* START *
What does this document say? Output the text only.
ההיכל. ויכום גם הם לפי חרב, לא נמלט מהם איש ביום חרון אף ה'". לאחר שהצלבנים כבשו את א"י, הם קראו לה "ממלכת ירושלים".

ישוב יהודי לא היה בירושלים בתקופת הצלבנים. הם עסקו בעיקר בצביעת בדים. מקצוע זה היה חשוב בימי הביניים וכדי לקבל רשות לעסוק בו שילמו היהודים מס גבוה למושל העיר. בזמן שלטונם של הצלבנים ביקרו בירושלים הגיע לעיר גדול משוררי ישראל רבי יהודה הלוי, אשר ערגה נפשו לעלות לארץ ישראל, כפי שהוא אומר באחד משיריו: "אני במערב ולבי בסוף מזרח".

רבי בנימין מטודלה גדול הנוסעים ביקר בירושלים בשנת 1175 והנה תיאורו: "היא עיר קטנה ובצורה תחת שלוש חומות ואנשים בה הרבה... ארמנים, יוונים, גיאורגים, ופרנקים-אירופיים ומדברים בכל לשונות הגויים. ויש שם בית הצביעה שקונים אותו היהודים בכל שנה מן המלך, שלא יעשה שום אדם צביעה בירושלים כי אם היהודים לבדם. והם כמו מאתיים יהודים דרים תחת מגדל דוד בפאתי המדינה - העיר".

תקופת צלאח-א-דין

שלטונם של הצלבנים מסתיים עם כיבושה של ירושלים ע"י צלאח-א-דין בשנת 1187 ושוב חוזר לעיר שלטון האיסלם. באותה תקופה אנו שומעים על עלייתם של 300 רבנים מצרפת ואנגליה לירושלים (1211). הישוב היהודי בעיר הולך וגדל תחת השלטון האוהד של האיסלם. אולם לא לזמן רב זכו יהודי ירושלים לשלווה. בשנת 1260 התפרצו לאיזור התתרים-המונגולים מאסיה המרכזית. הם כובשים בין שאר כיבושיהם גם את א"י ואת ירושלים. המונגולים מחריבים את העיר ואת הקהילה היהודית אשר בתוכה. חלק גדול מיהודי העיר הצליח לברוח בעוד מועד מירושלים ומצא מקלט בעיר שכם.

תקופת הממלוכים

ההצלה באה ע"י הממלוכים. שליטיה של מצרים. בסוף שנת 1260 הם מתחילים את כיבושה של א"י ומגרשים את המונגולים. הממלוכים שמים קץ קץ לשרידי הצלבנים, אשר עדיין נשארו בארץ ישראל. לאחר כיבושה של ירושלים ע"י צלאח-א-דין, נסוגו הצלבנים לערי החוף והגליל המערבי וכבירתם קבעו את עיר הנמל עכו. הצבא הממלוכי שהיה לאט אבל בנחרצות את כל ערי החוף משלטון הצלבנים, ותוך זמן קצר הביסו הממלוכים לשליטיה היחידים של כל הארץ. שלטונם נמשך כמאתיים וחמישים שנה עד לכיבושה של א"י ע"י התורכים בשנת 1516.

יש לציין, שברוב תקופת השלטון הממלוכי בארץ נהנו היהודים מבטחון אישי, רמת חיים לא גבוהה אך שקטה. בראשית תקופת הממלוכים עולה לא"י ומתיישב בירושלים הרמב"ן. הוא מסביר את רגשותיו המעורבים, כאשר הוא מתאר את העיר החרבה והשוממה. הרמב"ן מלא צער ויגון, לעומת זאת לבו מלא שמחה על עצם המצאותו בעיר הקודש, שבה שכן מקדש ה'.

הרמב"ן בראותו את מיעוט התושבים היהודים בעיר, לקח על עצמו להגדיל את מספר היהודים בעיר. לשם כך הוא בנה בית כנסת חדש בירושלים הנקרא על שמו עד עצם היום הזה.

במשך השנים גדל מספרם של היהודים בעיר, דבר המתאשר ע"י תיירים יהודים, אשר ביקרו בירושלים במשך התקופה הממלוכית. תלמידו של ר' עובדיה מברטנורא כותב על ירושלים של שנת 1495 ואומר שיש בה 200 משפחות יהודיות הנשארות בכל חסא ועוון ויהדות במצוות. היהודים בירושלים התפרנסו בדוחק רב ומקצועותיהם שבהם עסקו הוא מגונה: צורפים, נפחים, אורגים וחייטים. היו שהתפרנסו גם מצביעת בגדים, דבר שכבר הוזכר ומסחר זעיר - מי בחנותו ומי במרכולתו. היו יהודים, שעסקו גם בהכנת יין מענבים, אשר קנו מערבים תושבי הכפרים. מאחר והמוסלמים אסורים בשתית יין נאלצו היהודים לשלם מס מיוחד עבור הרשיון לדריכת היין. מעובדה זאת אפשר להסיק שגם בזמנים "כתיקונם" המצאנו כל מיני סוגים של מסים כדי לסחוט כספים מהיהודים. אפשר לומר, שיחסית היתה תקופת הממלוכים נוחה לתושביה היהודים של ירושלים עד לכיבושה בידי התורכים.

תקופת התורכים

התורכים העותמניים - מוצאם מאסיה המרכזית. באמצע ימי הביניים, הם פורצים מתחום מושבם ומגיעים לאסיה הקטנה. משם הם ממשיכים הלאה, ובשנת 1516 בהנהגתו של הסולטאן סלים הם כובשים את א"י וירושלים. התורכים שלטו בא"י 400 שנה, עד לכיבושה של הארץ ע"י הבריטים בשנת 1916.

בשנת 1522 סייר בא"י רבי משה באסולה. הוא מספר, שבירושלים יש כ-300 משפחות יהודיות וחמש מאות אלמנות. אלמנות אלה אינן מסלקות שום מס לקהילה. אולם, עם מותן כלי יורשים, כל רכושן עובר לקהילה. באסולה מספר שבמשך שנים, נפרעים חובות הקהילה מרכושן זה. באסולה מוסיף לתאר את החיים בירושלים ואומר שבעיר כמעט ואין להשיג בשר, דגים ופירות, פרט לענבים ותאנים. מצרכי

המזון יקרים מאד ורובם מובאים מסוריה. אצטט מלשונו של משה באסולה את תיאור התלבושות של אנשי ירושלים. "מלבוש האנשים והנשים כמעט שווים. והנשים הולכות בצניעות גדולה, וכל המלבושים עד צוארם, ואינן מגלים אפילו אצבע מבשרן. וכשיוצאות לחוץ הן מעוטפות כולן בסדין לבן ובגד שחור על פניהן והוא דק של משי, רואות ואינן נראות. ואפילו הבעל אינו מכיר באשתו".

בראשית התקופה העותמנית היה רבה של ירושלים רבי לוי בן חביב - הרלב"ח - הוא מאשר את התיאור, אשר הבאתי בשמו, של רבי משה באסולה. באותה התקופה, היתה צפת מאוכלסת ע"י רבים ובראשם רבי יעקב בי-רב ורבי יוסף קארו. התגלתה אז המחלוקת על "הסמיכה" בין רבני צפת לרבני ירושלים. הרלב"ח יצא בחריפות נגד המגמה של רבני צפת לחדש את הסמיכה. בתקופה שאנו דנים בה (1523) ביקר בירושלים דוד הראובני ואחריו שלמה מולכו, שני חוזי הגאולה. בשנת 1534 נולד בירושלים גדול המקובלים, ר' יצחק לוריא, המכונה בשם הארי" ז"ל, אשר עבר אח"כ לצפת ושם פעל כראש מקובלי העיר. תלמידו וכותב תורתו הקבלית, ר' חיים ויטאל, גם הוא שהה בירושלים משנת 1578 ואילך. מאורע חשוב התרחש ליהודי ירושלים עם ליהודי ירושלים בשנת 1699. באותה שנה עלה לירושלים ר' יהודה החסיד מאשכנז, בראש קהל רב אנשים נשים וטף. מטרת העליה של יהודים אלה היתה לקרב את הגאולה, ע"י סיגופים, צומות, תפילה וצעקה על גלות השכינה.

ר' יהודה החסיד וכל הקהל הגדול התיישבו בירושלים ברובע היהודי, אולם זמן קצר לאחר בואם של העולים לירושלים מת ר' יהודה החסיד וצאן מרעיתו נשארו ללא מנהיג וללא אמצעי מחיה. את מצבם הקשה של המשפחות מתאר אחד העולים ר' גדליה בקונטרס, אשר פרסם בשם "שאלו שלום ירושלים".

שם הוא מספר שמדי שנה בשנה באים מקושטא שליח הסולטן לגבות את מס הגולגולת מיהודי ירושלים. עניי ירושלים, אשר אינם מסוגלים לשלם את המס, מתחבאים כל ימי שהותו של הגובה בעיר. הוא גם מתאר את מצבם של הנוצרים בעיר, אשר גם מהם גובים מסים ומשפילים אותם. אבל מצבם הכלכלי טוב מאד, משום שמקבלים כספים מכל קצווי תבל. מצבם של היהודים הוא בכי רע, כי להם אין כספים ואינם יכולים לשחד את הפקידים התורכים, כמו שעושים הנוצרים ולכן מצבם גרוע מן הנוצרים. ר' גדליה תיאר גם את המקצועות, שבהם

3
* END *
[Brief]
Collect each line of the entries that has the word "באסולה", copying it in full.

[Result of this exercise]
בשנת 1522 סייר בא"י רבי משה באסולה. הוא מספר, שבירושלים יש כ-300 משפחות יהודיות וחמש מאות אלמנות. אלמנות אלה אינן מסלקות שום מס לקהילה. אולם, עם מותן כלי יורשים, כל רכושן עובר לקהילה. באסולה מספר שבמשך שנים, נפרעים חובות הקהילה מרכושן זה. באסולה מוסיף לתאר את החיים בירושלים ואומר שבעיר כמעט ואין להשיג בשר, דגים ופירות, פרט לענבים ותאנים. מצרכי
המזון יקרים מאד ורובם מובאים מסוריה. אצטט מלשונו של משה באסולה את תיאור התלבושות של אנשי ירושלים. "מלבוש האנשים והנשים כמעט שווים. והנשים הולכות בצניעות גדולה, וכל המלבושים עד צוארם, ואינן מגלים אפילו אצבע מבשרן. וכשיוצאות לחוץ הן מעוטפות כולן בסדין לבן ובגד שחור על פניהן והוא דק של משי, רואות ואינן נראות. ואפילו הבעל אינו מכיר באשתו".
בראשית התקופה העותמנית היה רבה של ירושלים רבי לוי בן חביב - הרלב"ח - הוא מאשר את התיאור, אשר הבאתי בשמו, של רבי משה באסולה. באותה התקופה, היתה צפת מאוכלסת ע"י רבים ובראשם רבי יעקב בי-רב ורבי יוסף קארו. התגלתה אז המחלוקת על "הסמיכה" בין רבני צפת לרבני ירושלים. הרלב"ח יצא בחריפות נגד המגמה של רבני צפת לחדש את הסמיכה. בתקופה שאנו דנים בה (1523) ביקר בירושלים דוד הראובני ואחריו שלמה מולכו, שני חוזי הגאולה. בשנת 1534 נולד בירושלים גדול המקובלים, ר' יצחק לוריא, המכונה בשם הארי" ז"ל, אשר עבר אח"כ לצפת ושם פעל כראש מקובלי העיר. תלמידו וכותב תורתו הקבלית, ר' חיים ויטאל, גם הוא שהה בירושלים משנת 1578 ואילך. מאורע חשוב התרחש ליהודי ירושלים עם ליהודי ירושלים בשנת 1699. באותה שנה עלה לירושלים ר' יהודה החסיד מאשכנז, בראש קהל רב אנשים נשים וטף. מטרת העליה של יהודים אלה היתה לקרב את הגאולה, ע"י סיגופים, צומות, תפילה וצעקה על גלות השכינה.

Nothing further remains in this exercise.